**** Data lines
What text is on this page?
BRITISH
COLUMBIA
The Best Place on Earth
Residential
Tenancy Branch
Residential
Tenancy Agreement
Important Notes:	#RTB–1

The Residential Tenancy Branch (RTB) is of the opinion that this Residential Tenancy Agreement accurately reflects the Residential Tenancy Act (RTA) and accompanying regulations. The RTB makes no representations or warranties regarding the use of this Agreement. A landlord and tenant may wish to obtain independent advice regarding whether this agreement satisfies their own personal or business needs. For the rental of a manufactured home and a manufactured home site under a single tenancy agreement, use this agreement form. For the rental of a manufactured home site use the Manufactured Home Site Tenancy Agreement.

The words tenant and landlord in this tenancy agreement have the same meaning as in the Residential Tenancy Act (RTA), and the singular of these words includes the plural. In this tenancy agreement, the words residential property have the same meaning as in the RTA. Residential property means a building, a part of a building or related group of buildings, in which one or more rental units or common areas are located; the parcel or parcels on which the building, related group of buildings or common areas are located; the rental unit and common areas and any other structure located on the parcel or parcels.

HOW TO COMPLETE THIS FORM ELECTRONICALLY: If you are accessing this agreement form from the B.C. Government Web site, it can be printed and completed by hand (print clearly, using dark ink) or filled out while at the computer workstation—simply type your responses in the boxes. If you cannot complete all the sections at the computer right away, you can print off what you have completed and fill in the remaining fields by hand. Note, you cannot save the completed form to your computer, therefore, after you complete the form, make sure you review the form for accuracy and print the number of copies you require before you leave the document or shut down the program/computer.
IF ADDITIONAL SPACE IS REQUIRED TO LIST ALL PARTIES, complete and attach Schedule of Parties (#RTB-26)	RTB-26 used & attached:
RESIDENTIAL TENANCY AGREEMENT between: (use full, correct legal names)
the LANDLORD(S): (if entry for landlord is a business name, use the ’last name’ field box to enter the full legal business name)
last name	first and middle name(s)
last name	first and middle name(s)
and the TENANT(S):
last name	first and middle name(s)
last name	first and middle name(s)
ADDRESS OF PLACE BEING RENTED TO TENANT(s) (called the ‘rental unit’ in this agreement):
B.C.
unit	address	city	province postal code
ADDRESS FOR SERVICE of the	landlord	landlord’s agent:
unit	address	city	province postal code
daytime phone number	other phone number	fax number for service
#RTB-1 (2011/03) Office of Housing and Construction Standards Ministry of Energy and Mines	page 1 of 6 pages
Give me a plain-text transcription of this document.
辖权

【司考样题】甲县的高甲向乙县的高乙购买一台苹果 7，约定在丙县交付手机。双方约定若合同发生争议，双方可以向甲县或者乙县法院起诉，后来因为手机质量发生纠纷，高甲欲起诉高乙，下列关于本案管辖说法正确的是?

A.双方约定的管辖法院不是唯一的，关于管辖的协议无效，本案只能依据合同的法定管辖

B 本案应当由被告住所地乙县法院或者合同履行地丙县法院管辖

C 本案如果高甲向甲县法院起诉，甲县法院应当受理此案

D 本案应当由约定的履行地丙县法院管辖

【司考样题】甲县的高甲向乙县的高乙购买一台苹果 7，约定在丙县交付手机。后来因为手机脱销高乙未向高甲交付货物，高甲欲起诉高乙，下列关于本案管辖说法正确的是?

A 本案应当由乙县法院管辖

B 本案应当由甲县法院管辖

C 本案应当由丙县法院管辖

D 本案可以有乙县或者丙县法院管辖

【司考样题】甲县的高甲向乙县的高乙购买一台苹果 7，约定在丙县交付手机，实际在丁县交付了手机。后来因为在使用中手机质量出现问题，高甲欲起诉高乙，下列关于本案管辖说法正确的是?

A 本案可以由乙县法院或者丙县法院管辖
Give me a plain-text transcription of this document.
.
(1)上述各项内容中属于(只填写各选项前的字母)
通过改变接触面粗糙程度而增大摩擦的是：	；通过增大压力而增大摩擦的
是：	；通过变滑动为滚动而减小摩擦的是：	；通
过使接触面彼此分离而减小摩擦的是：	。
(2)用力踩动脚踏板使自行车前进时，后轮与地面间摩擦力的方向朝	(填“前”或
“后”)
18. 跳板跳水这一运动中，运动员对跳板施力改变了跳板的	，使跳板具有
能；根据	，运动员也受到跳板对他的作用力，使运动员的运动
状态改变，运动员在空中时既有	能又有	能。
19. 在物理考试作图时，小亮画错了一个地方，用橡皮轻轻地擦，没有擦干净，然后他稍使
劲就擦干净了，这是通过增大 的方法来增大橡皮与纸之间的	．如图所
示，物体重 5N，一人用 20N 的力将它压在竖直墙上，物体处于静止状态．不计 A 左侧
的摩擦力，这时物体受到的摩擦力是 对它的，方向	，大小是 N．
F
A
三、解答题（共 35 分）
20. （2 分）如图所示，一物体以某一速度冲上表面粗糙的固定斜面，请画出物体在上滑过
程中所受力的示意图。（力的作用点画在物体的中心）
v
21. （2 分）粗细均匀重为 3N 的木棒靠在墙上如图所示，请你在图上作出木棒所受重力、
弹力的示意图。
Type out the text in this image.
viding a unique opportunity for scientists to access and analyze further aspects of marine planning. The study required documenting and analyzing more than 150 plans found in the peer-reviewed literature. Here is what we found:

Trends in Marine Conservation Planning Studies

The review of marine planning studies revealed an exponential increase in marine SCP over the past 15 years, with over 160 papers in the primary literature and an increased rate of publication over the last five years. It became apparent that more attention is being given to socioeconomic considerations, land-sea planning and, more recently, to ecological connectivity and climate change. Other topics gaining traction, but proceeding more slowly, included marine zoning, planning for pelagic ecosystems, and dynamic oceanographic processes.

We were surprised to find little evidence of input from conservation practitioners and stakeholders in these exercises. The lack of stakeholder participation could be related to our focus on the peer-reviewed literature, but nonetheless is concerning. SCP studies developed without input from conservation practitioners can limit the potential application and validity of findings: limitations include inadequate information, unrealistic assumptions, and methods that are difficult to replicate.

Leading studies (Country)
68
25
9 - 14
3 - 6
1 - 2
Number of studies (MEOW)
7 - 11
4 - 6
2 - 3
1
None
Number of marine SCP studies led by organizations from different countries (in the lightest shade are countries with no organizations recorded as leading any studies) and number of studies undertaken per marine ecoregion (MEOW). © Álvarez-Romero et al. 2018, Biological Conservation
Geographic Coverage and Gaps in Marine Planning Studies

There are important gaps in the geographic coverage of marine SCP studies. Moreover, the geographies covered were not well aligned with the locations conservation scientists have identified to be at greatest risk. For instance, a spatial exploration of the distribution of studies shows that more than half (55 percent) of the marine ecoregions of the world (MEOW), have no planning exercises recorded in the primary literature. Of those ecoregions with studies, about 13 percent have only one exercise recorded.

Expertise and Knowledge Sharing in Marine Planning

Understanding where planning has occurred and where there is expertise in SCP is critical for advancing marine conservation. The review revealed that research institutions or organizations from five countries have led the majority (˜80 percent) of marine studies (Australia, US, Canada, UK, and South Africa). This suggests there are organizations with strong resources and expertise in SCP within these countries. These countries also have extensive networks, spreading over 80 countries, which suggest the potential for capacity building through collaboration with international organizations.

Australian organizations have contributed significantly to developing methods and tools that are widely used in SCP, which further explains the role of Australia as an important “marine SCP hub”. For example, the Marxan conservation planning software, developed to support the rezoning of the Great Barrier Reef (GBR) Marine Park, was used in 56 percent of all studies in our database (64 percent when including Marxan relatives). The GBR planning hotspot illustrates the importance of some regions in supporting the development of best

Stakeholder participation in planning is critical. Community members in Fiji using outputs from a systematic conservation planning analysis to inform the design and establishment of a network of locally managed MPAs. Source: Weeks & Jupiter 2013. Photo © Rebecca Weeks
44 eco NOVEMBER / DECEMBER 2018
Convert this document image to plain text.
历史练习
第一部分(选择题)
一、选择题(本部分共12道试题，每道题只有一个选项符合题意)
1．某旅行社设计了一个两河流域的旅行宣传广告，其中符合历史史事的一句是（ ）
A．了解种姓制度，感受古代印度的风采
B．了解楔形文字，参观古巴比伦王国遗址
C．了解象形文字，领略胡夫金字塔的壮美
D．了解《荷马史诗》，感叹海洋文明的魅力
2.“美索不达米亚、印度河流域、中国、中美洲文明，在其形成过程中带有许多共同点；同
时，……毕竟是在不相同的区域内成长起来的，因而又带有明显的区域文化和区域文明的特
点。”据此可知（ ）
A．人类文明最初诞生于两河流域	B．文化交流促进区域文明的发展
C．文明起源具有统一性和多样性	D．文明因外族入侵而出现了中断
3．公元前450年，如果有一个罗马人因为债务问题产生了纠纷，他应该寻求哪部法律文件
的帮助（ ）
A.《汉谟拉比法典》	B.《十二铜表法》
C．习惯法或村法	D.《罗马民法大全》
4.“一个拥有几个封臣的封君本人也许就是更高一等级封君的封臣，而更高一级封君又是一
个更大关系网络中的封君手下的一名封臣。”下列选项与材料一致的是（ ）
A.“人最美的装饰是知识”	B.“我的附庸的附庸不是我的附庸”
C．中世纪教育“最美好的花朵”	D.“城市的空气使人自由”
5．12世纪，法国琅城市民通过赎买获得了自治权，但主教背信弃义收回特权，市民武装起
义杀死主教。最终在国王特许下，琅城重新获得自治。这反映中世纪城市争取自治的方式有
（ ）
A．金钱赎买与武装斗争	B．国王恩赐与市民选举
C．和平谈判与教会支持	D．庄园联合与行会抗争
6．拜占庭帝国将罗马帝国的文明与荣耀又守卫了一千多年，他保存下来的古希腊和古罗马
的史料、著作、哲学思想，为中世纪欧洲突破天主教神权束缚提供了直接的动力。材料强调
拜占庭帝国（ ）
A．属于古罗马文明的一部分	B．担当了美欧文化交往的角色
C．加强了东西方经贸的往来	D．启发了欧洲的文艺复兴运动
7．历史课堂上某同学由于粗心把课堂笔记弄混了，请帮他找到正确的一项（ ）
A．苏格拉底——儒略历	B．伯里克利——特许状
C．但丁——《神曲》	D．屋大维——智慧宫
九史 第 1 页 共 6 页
********
Do this = The string "business" may appear in lines of the listing above; tally those lines and give the number only.

Response below = 2